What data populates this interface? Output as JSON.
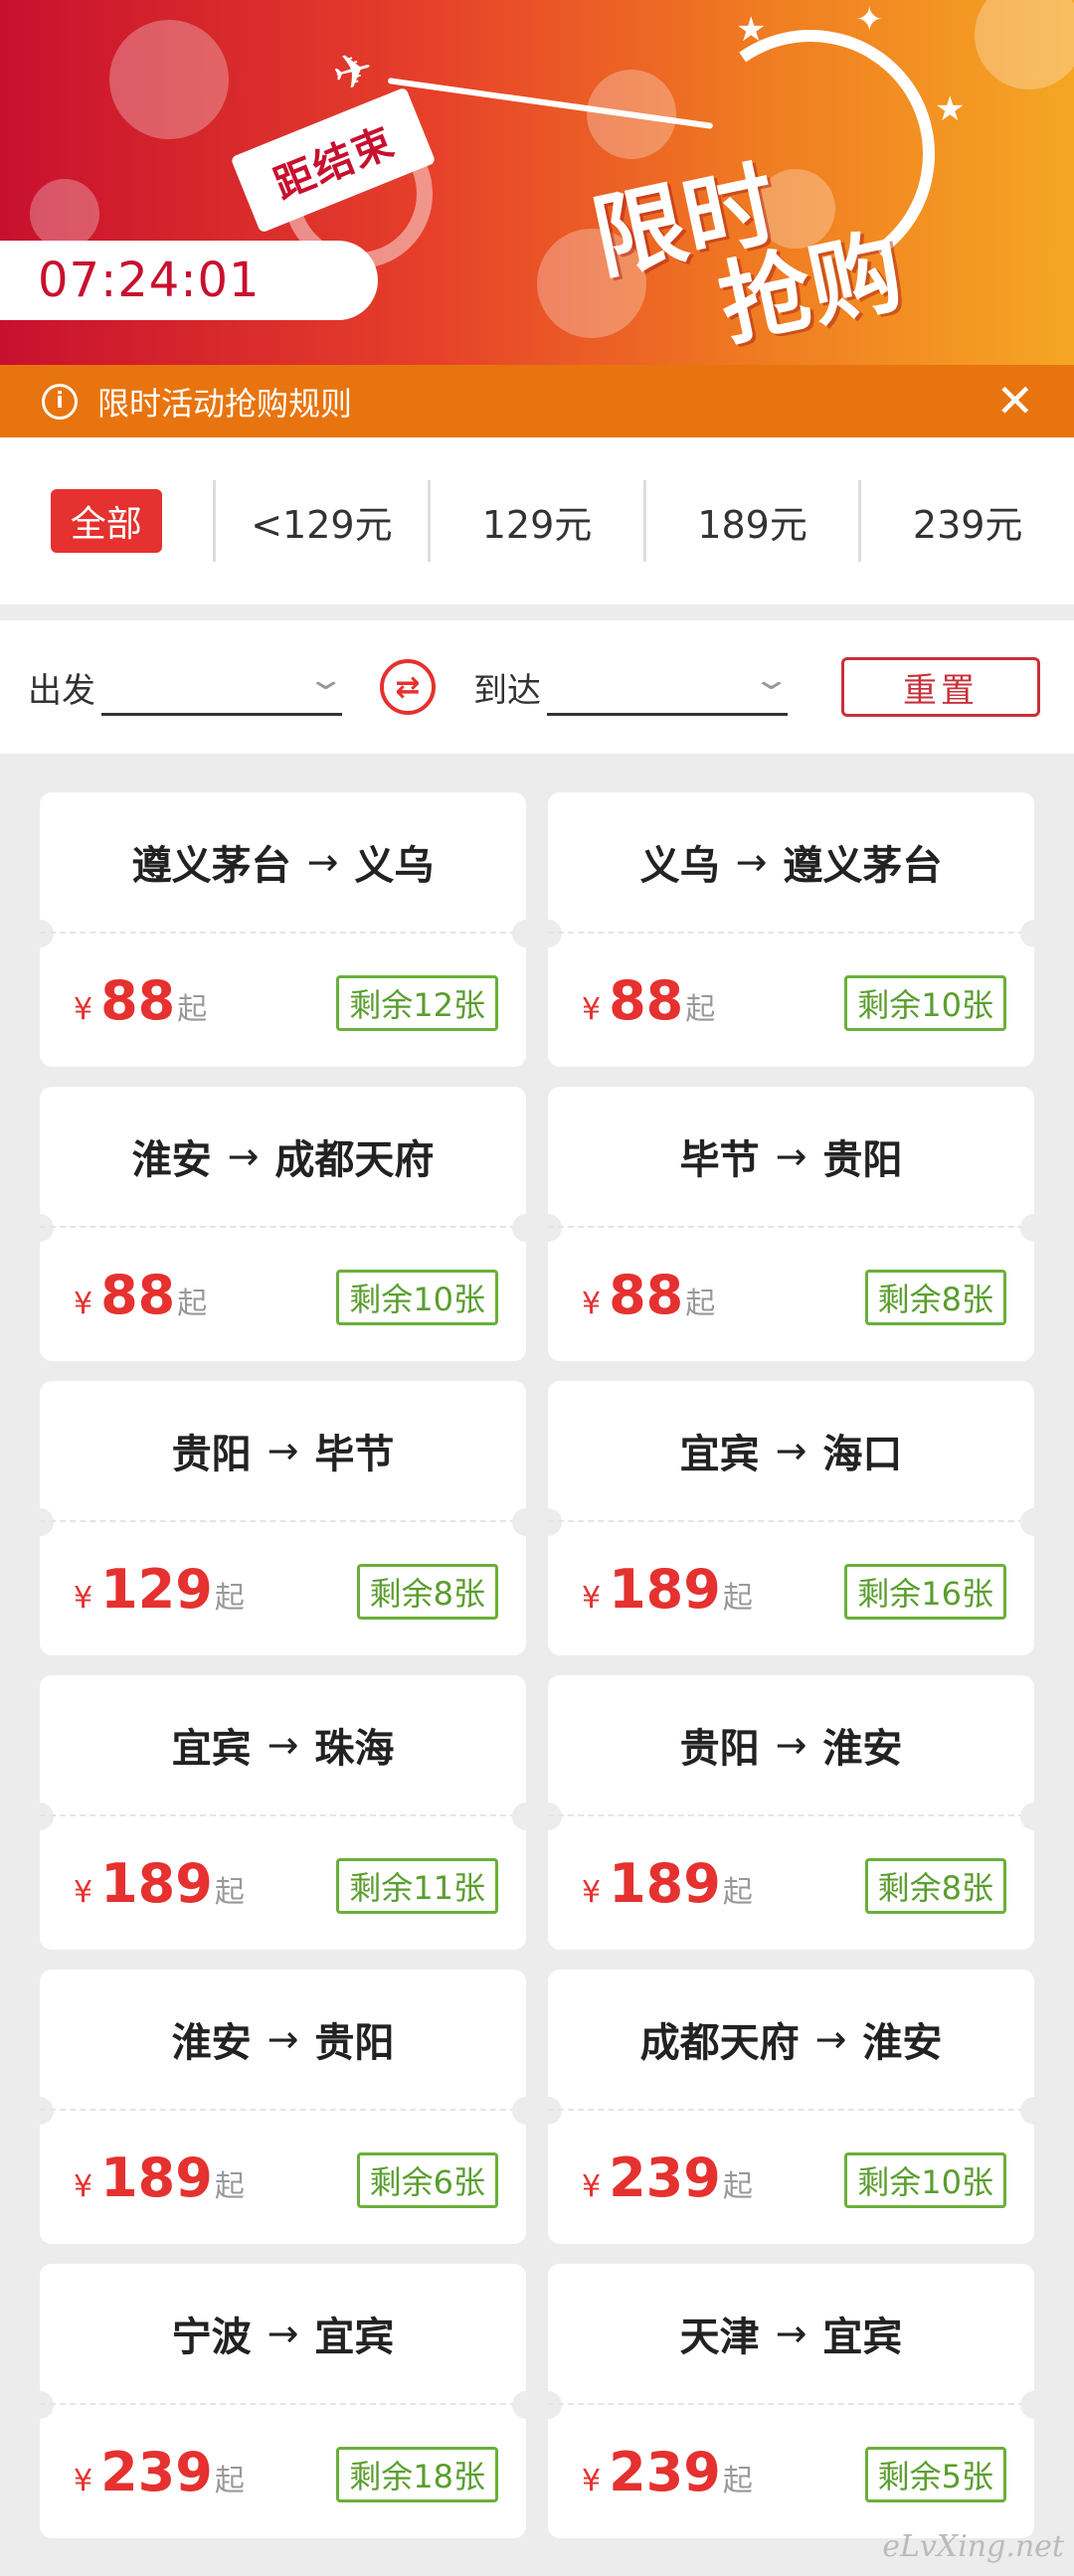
{
  "banner": {
    "countdown_label": "距结束",
    "countdown_time": "07:24:01",
    "title_line1": "限时",
    "title_line2": "抢购"
  },
  "rules_bar": {
    "text": "限时活动抢购规则"
  },
  "price_filter": [
    {
      "label": "全部",
      "active": true
    },
    {
      "label": "<129元"
    },
    {
      "label": "129元"
    },
    {
      "label": "189元"
    },
    {
      "label": "239元"
    }
  ],
  "search": {
    "depart_label": "出发",
    "arrive_label": "到达",
    "reset_label": "重置"
  },
  "tickets": [
    {
      "from": "遵义茅台",
      "to": "义乌",
      "currency": "¥",
      "price": "88",
      "suffix": "起",
      "remaining": "剩余12张"
    },
    {
      "from": "义乌",
      "to": "遵义茅台",
      "currency": "¥",
      "price": "88",
      "suffix": "起",
      "remaining": "剩余10张"
    },
    {
      "from": "淮安",
      "to": "成都天府",
      "currency": "¥",
      "price": "88",
      "suffix": "起",
      "remaining": "剩余10张"
    },
    {
      "from": "毕节",
      "to": "贵阳",
      "currency": "¥",
      "price": "88",
      "suffix": "起",
      "remaining": "剩余8张"
    },
    {
      "from": "贵阳",
      "to": "毕节",
      "currency": "¥",
      "price": "129",
      "suffix": "起",
      "remaining": "剩余8张"
    },
    {
      "from": "宜宾",
      "to": "海口",
      "currency": "¥",
      "price": "189",
      "suffix": "起",
      "remaining": "剩余16张"
    },
    {
      "from": "宜宾",
      "to": "珠海",
      "currency": "¥",
      "price": "189",
      "suffix": "起",
      "remaining": "剩余11张"
    },
    {
      "from": "贵阳",
      "to": "淮安",
      "currency": "¥",
      "price": "189",
      "suffix": "起",
      "remaining": "剩余8张"
    },
    {
      "from": "淮安",
      "to": "贵阳",
      "currency": "¥",
      "price": "189",
      "suffix": "起",
      "remaining": "剩余6张"
    },
    {
      "from": "成都天府",
      "to": "淮安",
      "currency": "¥",
      "price": "239",
      "suffix": "起",
      "remaining": "剩余10张"
    },
    {
      "from": "宁波",
      "to": "宜宾",
      "currency": "¥",
      "price": "239",
      "suffix": "起",
      "remaining": "剩余18张"
    },
    {
      "from": "天津",
      "to": "宜宾",
      "currency": "¥",
      "price": "239",
      "suffix": "起",
      "remaining": "剩余5张"
    }
  ],
  "watermark": "eLvXing.net",
  "colors": {
    "accent_red": "#e5312f",
    "rules_orange": "#e8740f",
    "badge_green": "#6aaf3a"
  }
}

********

### Given request
Set the entries down again exactly. Do not include the images.

### Task result
What data populates this interface? Output as JSON.
{
  "banner": {
    "countdown_label": "距结束",
    "countdown_time": "07:24:01",
    "title_line1": "限时",
    "title_line2": "抢购"
  },
  "rules_bar": {
    "text": "限时活动抢购规则"
  },
  "price_filter": [
    {
      "label": "全部",
      "active": true
    },
    {
      "label": "<129元"
    },
    {
      "label": "129元"
    },
    {
      "label": "189元"
    },
    {
      "label": "239元"
    }
  ],
  "search": {
    "depart_label": "出发",
    "arrive_label": "到达",
    "reset_label": "重置"
  },
  "tickets": [
    {
      "from": "遵义茅台",
      "to": "义乌",
      "currency": "¥",
      "price": "88",
      "suffix": "起",
      "remaining": "剩余12张"
    },
    {
      "from": "义乌",
      "to": "遵义茅台",
      "currency": "¥",
      "price": "88",
      "suffix": "起",
      "remaining": "剩余10张"
    },
    {
      "from": "淮安",
      "to": "成都天府",
      "currency": "¥",
      "price": "88",
      "suffix": "起",
      "remaining": "剩余10张"
    },
    {
      "from": "毕节",
      "to": "贵阳",
      "currency": "¥",
      "price": "88",
      "suffix": "起",
      "remaining": "剩余8张"
    },
    {
      "from": "贵阳",
      "to": "毕节",
      "currency": "¥",
      "price": "129",
      "suffix": "起",
      "remaining": "剩余8张"
    },
    {
      "from": "宜宾",
      "to": "海口",
      "currency": "¥",
      "price": "189",
      "suffix": "起",
      "remaining": "剩余16张"
    },
    {
      "from": "宜宾",
      "to": "珠海",
      "currency": "¥",
      "price": "189",
      "suffix": "起",
      "remaining": "剩余11张"
    },
    {
      "from": "贵阳",
      "to": "淮安",
      "currency": "¥",
      "price": "189",
      "suffix": "起",
      "remaining": "剩余8张"
    },
    {
      "from": "淮安",
      "to": "贵阳",
      "currency": "¥",
      "price": "189",
      "suffix": "起",
      "remaining": "剩余6张"
    },
    {
      "from": "成都天府",
      "to": "淮安",
      "currency": "¥",
      "price": "239",
      "suffix": "起",
      "remaining": "剩余10张"
    },
    {
      "from": "宁波",
      "to": "宜宾",
      "currency": "¥",
      "price": "239",
      "suffix": "起",
      "remaining": "剩余18张"
    },
    {
      "from": "天津",
      "to": "宜宾",
      "currency": "¥",
      "price": "239",
      "suffix": "起",
      "remaining": "剩余5张"
    }
  ],
  "watermark": "eLvXing.net",
  "colors": {
    "accent_red": "#e5312f",
    "rules_orange": "#e8740f",
    "badge_green": "#6aaf3a"
  }
}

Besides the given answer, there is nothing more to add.